*** Records supplied ***

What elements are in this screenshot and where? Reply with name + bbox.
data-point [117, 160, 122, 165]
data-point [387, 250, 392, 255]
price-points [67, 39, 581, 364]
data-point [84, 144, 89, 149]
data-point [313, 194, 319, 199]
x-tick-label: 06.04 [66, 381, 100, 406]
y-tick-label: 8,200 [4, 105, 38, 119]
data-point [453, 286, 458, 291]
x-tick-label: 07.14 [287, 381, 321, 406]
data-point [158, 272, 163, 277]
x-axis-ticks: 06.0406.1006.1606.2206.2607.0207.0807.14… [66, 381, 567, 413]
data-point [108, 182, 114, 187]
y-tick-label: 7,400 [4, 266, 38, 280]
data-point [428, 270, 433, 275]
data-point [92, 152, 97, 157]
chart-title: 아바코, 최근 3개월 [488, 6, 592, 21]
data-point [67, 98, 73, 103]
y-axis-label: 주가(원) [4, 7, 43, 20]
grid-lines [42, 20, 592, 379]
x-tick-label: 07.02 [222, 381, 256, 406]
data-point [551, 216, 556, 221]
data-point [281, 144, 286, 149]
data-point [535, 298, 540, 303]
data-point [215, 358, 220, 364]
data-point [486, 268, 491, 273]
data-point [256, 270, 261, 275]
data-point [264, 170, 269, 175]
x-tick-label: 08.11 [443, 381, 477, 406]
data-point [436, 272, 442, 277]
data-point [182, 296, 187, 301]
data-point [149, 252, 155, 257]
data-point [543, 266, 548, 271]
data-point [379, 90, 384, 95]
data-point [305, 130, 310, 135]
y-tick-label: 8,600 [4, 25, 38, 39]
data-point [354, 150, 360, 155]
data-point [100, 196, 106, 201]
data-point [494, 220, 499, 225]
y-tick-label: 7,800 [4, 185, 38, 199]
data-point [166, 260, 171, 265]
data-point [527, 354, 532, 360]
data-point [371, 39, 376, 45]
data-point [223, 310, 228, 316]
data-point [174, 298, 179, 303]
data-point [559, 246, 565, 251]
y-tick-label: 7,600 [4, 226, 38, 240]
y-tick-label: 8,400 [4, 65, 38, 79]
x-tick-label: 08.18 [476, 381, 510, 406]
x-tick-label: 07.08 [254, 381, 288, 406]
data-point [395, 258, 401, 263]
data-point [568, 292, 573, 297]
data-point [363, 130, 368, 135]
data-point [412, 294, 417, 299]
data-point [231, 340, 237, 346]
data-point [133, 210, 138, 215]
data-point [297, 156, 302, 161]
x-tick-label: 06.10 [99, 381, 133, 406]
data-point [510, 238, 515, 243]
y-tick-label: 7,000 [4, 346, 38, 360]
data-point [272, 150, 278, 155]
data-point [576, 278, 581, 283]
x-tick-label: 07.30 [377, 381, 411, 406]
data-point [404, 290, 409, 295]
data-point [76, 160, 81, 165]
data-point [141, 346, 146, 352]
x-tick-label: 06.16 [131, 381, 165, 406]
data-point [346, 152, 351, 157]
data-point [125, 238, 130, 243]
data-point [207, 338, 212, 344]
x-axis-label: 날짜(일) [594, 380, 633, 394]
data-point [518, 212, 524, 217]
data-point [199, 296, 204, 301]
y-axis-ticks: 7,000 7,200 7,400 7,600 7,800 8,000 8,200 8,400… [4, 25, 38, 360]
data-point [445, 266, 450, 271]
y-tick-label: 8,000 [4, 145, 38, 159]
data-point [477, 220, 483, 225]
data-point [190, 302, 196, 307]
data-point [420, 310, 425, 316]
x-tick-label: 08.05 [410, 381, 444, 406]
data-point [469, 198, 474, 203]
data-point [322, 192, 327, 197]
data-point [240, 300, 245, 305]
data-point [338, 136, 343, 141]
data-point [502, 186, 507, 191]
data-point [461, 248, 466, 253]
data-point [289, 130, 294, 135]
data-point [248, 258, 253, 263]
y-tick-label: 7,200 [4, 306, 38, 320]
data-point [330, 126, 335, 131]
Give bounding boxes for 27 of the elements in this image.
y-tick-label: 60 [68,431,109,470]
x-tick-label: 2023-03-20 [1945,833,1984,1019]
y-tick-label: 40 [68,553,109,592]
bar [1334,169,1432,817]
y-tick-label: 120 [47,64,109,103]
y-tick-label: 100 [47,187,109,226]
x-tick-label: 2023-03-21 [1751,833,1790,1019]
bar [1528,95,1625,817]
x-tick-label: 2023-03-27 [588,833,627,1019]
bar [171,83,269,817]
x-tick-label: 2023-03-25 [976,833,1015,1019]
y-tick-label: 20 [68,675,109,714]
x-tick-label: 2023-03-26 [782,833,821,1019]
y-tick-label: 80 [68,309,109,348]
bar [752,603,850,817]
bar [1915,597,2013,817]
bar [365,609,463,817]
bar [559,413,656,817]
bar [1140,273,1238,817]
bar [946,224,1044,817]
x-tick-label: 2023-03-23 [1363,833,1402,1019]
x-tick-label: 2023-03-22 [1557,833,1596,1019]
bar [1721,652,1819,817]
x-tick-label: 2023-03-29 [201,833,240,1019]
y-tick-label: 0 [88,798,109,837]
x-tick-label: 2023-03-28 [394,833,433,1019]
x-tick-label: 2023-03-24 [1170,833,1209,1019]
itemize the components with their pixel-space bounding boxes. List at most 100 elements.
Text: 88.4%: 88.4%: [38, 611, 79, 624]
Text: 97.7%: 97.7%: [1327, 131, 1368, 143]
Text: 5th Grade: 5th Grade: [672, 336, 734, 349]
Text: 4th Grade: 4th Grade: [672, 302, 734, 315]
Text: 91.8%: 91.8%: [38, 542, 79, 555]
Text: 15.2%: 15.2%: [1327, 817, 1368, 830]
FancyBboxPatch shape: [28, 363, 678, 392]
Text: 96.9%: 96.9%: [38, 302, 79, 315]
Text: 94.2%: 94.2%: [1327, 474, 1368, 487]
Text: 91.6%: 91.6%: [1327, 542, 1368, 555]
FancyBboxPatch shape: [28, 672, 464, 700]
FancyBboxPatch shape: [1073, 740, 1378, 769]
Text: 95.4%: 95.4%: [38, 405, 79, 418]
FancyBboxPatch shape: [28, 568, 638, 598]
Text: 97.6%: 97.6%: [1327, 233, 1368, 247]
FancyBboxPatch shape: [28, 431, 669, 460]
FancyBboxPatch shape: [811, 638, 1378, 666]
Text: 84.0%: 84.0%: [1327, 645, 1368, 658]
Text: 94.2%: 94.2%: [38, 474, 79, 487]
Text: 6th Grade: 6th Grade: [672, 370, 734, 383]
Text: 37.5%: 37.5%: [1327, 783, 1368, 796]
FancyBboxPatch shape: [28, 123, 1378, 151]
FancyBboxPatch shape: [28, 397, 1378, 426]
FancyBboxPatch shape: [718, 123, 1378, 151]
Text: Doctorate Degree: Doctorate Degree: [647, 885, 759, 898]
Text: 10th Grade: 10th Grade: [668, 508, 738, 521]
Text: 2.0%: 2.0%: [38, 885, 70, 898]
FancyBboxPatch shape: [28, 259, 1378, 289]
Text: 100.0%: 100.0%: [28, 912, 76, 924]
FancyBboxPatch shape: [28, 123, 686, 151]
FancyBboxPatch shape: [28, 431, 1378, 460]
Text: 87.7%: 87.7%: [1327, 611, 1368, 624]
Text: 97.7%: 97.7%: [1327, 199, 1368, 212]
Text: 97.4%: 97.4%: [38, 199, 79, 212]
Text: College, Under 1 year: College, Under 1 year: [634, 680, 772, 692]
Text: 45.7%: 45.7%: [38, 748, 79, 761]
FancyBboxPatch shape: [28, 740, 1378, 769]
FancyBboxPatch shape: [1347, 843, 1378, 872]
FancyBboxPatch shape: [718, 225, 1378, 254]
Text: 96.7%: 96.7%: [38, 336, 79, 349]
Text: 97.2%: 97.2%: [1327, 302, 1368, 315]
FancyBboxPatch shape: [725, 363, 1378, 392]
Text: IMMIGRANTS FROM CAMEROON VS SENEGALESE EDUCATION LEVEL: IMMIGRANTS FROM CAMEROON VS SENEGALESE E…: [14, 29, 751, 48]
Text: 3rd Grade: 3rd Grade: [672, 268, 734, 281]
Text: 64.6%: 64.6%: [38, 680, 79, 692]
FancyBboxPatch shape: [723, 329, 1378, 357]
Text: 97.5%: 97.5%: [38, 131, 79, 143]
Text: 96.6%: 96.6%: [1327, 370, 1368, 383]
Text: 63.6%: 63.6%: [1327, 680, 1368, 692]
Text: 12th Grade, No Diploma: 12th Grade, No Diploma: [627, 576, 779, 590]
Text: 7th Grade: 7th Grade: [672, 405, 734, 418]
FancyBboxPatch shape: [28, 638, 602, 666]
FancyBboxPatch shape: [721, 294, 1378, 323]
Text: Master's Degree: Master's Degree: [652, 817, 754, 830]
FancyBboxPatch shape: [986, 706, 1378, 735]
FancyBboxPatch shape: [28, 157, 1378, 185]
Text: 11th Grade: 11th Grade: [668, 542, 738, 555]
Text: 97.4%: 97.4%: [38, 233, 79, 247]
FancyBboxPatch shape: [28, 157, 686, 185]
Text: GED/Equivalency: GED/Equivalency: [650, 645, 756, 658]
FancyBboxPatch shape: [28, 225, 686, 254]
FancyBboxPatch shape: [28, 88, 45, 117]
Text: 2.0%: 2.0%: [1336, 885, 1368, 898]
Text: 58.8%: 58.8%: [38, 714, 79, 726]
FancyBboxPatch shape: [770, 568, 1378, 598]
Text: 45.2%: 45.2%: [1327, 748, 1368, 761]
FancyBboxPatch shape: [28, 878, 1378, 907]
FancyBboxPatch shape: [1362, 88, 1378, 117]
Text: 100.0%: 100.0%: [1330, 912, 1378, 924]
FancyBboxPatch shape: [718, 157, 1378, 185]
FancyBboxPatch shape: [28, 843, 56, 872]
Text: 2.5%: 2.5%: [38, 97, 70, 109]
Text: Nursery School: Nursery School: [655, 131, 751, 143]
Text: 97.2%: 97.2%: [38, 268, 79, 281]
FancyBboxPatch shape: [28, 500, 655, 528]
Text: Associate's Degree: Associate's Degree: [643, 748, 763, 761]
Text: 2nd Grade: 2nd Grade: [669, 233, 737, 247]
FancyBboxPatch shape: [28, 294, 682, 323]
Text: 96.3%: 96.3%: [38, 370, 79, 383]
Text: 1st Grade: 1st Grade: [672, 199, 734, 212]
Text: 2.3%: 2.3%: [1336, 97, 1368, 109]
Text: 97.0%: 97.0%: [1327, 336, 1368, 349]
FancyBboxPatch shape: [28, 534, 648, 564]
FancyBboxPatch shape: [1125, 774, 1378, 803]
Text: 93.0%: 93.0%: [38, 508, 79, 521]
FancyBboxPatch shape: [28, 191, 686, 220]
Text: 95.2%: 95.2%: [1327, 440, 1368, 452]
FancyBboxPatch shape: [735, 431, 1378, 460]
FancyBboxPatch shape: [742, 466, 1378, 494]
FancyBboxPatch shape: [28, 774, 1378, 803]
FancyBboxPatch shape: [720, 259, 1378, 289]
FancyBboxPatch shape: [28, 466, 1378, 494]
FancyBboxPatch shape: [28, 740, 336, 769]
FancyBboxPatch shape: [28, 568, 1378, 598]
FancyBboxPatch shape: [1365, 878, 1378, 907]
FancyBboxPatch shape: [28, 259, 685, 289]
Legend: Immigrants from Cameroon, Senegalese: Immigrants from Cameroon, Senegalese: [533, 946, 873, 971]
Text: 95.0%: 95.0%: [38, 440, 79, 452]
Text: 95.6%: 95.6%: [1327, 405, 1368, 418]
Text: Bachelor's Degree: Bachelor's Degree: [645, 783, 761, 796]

***

Written task :: Copy these lines exactly as they appear, starting with the first line of the records and ending after the line that contains "x-tick-label: 06.04 [66, 381, 100, 406]".

The response ::
What elements are in this screenshot and where? Reply with name + bbox.
data-point [117, 160, 122, 165]
data-point [387, 250, 392, 255]
price-points [67, 39, 581, 364]
data-point [84, 144, 89, 149]
data-point [313, 194, 319, 199]
x-tick-label: 06.04 [66, 381, 100, 406]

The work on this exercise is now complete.